======== RECORD EXTRACTS ========
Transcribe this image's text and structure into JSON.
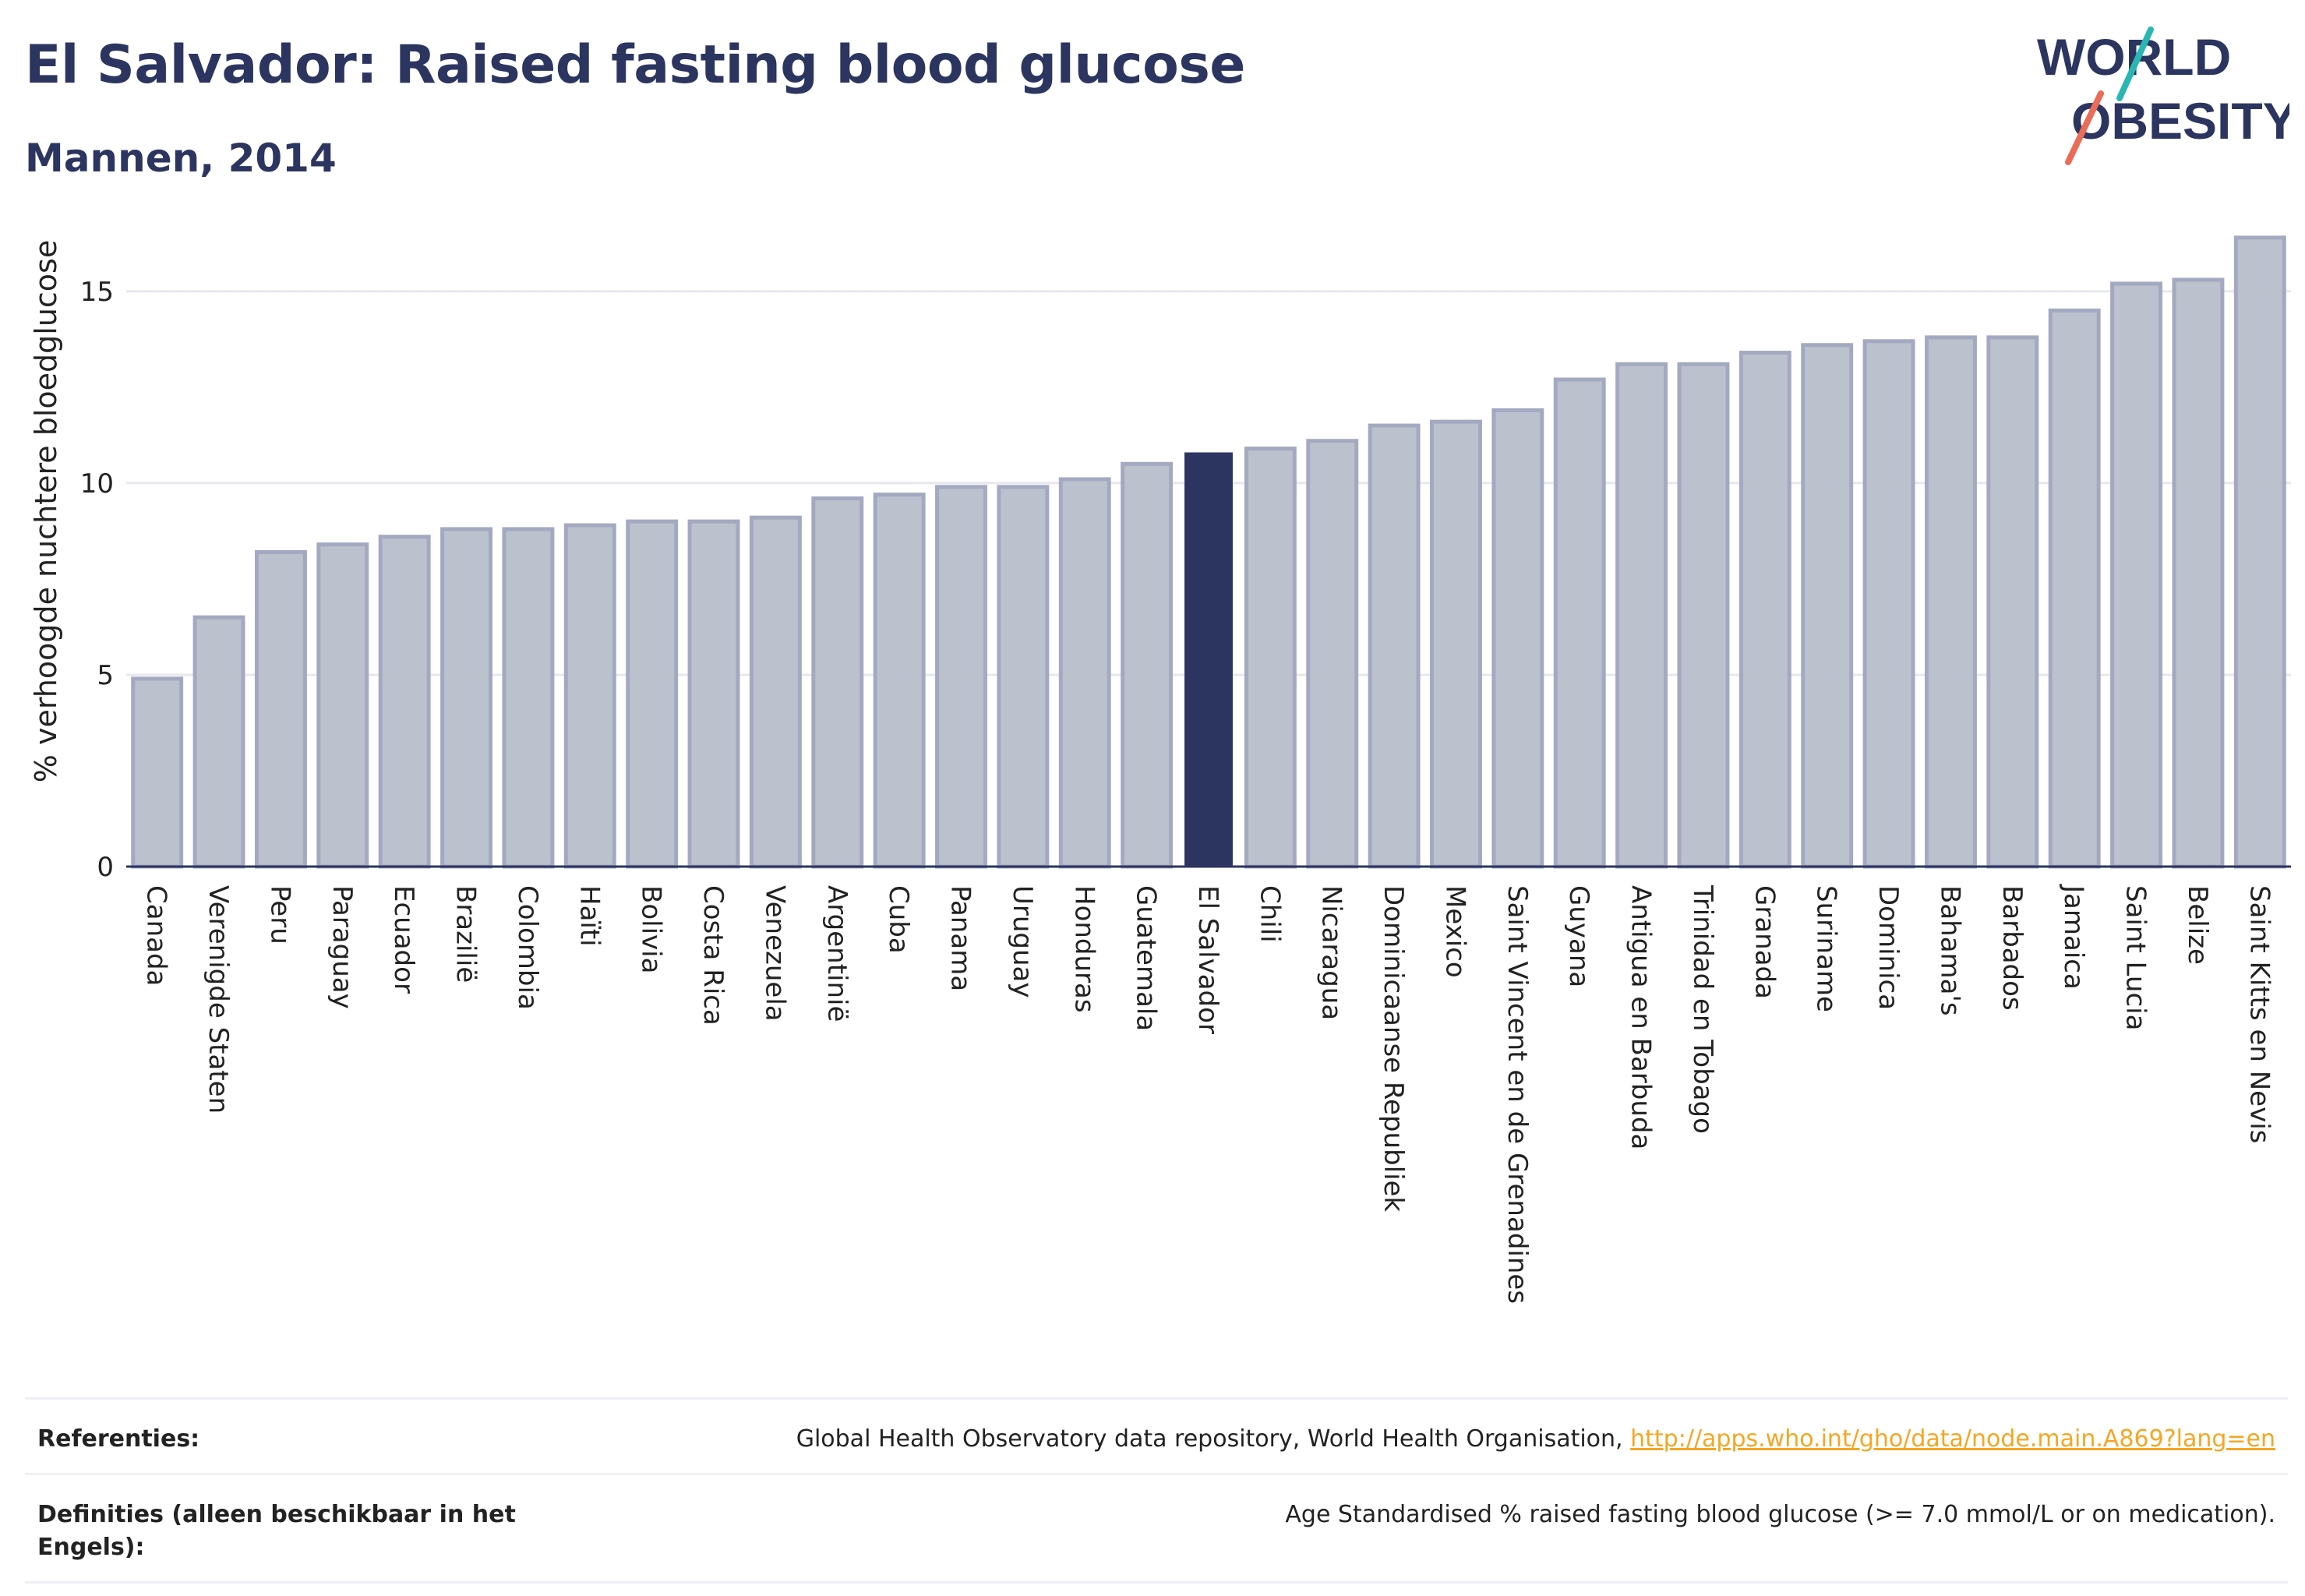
{
  "header": {
    "title": "El Salvador: Raised fasting blood glucose",
    "subtitle": "Mannen, 2014"
  },
  "logo": {
    "line1": "WORLD",
    "line2": "OBESITY"
  },
  "colors": {
    "bar": "#bcc1ce",
    "bar_border": "#a3a9c0",
    "highlight": "#2c3560",
    "grid": "#e6e8ee",
    "logo_teal": "#2ab7b3",
    "logo_coral": "#ea6c58",
    "link": "#f5a623"
  },
  "chart_data": {
    "type": "bar",
    "ylabel": "% verhoogde nuchtere bloedglucose",
    "ylim": [
      0,
      16.5
    ],
    "yticks": [
      0,
      5,
      10,
      15
    ],
    "grid": true,
    "highlight": "El Salvador",
    "categories": [
      "Canada",
      "Verenigde Staten",
      "Peru",
      "Paraguay",
      "Ecuador",
      "Brazilië",
      "Colombia",
      "Haïti",
      "Bolivia",
      "Costa Rica",
      "Venezuela",
      "Argentinië",
      "Cuba",
      "Panama",
      "Uruguay",
      "Honduras",
      "Guatemala",
      "El Salvador",
      "Chili",
      "Nicaragua",
      "Dominicaanse Republiek",
      "Mexico",
      "Saint Vincent en de Grenadines",
      "Guyana",
      "Antigua en Barbuda",
      "Trinidad en Tobago",
      "Granada",
      "Suriname",
      "Dominica",
      "Bahama's",
      "Barbados",
      "Jamaica",
      "Saint Lucia",
      "Belize",
      "Saint Kitts en Nevis"
    ],
    "values": [
      4.9,
      6.5,
      8.2,
      8.4,
      8.6,
      8.8,
      8.8,
      8.9,
      9.0,
      9.0,
      9.1,
      9.6,
      9.7,
      9.9,
      9.9,
      10.1,
      10.5,
      10.8,
      10.9,
      11.1,
      11.5,
      11.6,
      11.9,
      12.7,
      13.1,
      13.1,
      13.4,
      13.6,
      13.7,
      13.8,
      13.8,
      14.5,
      15.2,
      15.3,
      16.4
    ]
  },
  "footer": {
    "references_label": "Referenties:",
    "references_text": "Global Health Observatory data repository, World Health Organisation,",
    "references_link": "http://apps.who.int/gho/data/node.main.A869?lang=en",
    "definitions_label": "Definities (alleen beschikbaar in het Engels):",
    "definitions_text": "Age Standardised % raised fasting blood glucose (>= 7.0 mmol/L or on medication)."
  }
}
========
WHAT YOU HAVE TO DO
Reproduce all the records verbatim, excluding images.

ANSWER BELOW
Transcribe this image's text and structure into JSON.
{
  "header": {
    "title": "El Salvador: Raised fasting blood glucose",
    "subtitle": "Mannen, 2014"
  },
  "logo": {
    "line1": "WORLD",
    "line2": "OBESITY"
  },
  "colors": {
    "bar": "#bcc1ce",
    "bar_border": "#a3a9c0",
    "highlight": "#2c3560",
    "grid": "#e6e8ee",
    "logo_teal": "#2ab7b3",
    "logo_coral": "#ea6c58",
    "link": "#f5a623"
  },
  "chart_data": {
    "type": "bar",
    "ylabel": "% verhoogde nuchtere bloedglucose",
    "ylim": [
      0,
      16.5
    ],
    "yticks": [
      0,
      5,
      10,
      15
    ],
    "grid": true,
    "highlight": "El Salvador",
    "categories": [
      "Canada",
      "Verenigde Staten",
      "Peru",
      "Paraguay",
      "Ecuador",
      "Brazilië",
      "Colombia",
      "Haïti",
      "Bolivia",
      "Costa Rica",
      "Venezuela",
      "Argentinië",
      "Cuba",
      "Panama",
      "Uruguay",
      "Honduras",
      "Guatemala",
      "El Salvador",
      "Chili",
      "Nicaragua",
      "Dominicaanse Republiek",
      "Mexico",
      "Saint Vincent en de Grenadines",
      "Guyana",
      "Antigua en Barbuda",
      "Trinidad en Tobago",
      "Granada",
      "Suriname",
      "Dominica",
      "Bahama's",
      "Barbados",
      "Jamaica",
      "Saint Lucia",
      "Belize",
      "Saint Kitts en Nevis"
    ],
    "values": [
      4.9,
      6.5,
      8.2,
      8.4,
      8.6,
      8.8,
      8.8,
      8.9,
      9.0,
      9.0,
      9.1,
      9.6,
      9.7,
      9.9,
      9.9,
      10.1,
      10.5,
      10.8,
      10.9,
      11.1,
      11.5,
      11.6,
      11.9,
      12.7,
      13.1,
      13.1,
      13.4,
      13.6,
      13.7,
      13.8,
      13.8,
      14.5,
      15.2,
      15.3,
      16.4
    ]
  },
  "footer": {
    "references_label": "Referenties:",
    "references_text": "Global Health Observatory data repository, World Health Organisation,",
    "references_link": "http://apps.who.int/gho/data/node.main.A869?lang=en",
    "definitions_label": "Definities (alleen beschikbaar in het Engels):",
    "definitions_text": "Age Standardised % raised fasting blood glucose (>= 7.0 mmol/L or on medication)."
  }
}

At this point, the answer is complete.